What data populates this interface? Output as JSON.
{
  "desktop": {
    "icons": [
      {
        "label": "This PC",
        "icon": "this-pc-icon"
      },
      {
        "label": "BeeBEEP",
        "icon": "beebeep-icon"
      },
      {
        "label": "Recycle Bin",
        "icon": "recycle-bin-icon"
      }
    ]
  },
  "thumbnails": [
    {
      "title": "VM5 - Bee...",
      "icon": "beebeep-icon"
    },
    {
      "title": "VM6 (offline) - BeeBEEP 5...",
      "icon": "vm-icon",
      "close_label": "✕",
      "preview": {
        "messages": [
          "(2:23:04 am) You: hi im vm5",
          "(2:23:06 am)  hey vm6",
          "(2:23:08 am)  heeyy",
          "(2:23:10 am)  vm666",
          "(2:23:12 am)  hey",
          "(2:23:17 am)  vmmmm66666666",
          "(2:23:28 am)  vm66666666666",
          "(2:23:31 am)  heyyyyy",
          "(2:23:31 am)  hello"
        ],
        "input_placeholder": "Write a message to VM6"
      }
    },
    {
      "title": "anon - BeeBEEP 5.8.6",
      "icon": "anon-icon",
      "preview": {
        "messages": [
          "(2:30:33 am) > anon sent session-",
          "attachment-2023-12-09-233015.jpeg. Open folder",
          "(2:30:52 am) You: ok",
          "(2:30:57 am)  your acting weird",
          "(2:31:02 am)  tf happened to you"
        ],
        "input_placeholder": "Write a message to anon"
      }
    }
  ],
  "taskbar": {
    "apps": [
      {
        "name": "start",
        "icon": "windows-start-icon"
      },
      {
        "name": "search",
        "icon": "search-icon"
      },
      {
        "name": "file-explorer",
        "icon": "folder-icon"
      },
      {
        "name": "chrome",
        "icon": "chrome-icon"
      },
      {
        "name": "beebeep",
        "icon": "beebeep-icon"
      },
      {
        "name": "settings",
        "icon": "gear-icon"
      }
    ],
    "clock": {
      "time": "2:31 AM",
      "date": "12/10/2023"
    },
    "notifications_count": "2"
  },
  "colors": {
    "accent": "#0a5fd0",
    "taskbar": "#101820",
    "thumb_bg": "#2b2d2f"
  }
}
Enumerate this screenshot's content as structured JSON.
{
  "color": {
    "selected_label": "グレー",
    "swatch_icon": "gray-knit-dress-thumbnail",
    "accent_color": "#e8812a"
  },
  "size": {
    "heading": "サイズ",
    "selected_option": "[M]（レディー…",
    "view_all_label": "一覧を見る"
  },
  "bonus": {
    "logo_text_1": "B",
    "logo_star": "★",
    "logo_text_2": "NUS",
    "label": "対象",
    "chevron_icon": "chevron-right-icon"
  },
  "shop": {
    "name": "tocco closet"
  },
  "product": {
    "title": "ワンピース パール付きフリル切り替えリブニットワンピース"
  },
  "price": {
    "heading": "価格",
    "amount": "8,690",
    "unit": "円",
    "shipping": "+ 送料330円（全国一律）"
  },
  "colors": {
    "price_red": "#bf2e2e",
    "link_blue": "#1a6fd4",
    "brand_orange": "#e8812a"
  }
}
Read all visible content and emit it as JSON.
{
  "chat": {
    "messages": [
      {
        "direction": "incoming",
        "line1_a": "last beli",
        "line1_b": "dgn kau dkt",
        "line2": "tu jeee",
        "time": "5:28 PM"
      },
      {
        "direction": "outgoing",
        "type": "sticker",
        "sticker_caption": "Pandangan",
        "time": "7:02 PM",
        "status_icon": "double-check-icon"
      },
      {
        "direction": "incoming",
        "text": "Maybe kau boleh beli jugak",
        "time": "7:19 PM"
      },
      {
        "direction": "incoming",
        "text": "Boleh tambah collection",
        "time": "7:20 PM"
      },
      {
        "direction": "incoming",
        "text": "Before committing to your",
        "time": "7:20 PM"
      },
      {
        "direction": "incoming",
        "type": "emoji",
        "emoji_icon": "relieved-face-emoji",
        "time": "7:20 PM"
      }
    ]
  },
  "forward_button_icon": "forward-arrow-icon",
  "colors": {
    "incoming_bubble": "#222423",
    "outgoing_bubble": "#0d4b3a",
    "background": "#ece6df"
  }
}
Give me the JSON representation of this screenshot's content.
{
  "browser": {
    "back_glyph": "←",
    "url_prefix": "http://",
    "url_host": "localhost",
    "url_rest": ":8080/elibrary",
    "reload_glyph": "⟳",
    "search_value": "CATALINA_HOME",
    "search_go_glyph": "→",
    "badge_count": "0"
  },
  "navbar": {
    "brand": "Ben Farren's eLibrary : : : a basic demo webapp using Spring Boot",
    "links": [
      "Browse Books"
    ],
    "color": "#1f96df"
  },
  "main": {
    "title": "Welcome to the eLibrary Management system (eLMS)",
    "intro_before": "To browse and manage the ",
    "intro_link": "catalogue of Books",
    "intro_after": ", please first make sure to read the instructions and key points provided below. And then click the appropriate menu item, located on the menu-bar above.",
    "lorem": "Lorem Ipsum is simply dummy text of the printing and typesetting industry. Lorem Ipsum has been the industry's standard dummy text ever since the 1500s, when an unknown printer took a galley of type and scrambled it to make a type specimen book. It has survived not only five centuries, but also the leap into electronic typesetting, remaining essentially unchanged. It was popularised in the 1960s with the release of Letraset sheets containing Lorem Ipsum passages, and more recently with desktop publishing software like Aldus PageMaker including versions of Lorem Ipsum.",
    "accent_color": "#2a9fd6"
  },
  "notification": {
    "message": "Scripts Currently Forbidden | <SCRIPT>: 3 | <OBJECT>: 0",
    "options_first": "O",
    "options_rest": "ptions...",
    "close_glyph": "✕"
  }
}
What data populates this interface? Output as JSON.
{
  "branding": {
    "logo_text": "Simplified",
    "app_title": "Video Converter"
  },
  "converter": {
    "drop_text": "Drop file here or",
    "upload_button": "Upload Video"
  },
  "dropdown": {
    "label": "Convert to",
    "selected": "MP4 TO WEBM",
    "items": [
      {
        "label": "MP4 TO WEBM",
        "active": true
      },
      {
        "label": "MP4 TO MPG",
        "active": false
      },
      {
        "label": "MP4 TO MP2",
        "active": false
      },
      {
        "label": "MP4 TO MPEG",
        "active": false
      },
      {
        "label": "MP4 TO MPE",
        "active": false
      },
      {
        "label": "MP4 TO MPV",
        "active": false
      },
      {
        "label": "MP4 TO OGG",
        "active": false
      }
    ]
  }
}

+---+

§ **WORK TO BE COMPLETED**
Gather and return every line that holds the string "Books".

§ **REPLY TO THE TASK**
      "Browse Books"
    "intro_link": "catalogue of Books",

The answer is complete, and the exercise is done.